The task — Pick out the lines in the listing below that contain the word "does" and copy them.

-=-=-

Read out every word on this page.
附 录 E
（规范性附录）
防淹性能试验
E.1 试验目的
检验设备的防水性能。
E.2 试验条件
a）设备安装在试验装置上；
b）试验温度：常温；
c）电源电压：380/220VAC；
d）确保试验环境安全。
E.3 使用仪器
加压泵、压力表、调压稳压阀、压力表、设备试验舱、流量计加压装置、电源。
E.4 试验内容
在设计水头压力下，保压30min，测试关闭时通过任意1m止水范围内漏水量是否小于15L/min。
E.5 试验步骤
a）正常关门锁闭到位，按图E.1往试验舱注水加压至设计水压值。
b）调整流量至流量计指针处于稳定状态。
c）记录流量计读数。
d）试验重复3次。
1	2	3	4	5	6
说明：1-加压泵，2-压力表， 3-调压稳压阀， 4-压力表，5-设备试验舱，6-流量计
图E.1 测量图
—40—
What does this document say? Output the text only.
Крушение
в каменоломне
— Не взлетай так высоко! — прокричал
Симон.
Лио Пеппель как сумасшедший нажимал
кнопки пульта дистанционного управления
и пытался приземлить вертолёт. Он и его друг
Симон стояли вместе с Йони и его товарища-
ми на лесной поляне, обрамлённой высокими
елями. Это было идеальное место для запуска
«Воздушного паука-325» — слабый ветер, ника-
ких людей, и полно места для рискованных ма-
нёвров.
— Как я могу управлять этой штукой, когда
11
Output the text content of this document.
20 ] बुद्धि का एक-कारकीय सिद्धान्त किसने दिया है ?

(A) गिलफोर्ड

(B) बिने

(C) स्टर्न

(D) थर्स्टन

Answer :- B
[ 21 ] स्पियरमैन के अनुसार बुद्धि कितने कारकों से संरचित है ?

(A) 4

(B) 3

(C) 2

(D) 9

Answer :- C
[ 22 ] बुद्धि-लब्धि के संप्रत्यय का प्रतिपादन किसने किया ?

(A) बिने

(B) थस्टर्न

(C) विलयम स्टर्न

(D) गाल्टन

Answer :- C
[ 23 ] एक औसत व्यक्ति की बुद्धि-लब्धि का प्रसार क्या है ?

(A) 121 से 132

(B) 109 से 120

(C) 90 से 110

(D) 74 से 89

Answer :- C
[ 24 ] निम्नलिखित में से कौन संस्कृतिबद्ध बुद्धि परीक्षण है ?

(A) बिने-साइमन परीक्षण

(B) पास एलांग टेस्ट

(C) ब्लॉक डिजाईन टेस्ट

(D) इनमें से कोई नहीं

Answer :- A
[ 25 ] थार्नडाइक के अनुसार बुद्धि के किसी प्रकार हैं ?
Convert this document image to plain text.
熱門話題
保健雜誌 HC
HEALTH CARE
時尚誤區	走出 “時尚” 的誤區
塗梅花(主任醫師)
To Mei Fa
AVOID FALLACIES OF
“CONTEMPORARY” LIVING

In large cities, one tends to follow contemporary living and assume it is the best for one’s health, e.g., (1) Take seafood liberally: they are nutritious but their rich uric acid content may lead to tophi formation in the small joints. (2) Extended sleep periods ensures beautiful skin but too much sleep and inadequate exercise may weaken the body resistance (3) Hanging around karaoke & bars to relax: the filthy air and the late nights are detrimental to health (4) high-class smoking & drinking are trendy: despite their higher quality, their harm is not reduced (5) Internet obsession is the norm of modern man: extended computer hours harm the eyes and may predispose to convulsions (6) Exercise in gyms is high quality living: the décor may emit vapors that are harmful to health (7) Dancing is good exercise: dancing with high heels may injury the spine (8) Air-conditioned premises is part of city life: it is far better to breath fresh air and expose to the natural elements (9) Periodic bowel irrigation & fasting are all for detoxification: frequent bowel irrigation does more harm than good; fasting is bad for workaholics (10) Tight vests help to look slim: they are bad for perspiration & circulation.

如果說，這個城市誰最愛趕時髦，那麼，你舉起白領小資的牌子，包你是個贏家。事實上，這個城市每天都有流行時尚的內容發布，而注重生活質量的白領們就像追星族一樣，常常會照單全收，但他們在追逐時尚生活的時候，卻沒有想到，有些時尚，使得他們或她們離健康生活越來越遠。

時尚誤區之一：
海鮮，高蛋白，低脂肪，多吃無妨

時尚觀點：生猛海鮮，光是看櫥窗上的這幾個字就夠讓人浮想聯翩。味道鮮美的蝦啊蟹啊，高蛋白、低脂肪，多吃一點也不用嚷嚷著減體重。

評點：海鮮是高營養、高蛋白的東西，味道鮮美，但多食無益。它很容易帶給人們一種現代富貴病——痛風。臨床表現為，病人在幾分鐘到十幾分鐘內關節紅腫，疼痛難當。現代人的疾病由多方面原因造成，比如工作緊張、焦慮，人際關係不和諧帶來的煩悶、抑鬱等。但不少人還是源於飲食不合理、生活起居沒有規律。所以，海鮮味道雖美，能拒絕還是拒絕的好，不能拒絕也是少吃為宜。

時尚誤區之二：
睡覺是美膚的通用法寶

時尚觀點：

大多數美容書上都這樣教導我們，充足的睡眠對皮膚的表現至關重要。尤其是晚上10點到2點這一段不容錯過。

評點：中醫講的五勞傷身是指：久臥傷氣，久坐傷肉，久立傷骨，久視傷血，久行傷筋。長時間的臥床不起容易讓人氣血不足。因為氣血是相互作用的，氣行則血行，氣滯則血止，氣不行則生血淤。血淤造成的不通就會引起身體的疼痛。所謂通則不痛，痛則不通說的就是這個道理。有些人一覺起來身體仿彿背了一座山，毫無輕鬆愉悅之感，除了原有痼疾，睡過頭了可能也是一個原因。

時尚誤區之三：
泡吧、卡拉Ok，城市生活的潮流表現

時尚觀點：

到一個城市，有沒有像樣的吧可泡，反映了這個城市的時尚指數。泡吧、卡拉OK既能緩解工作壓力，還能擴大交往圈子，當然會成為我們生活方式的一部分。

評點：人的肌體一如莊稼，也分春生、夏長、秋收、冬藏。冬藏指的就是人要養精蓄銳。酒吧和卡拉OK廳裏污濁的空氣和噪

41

-=-=-

Task output —
What does this document say? Output the text only.
In large cities, one tends to follow contemporary living and assume it is the best for one’s health, e.g., (1) Take seafood liberally: they are nutritious but their rich uric acid content may lead to tophi formation in the small joints. (2) Extended sleep periods ensures beautiful skin but too much sleep and inadequate exercise may weaken the body resistance (3) Hanging around karaoke & bars to relax: the filthy air and the late nights are detrimental to health (4) high-class smoking & drinking are trendy: despite their higher quality, their harm is not reduced (5) Internet obsession is the norm of modern man: extended computer hours harm the eyes and may predispose to convulsions (6) Exercise in gyms is high quality living: the décor may emit vapors that are harmful to health (7) Dancing is good exercise: dancing with high heels may injury the spine (8) Air-conditioned premises is part of city life: it is far better to breath fresh air and expose to the natural elements (9) Periodic bowel irrigation & fasting are all for detoxification: frequent bowel irrigation does more harm than good; fasting is bad for workaholics (10) Tight vests help to look slim: they are bad for perspiration & circulation.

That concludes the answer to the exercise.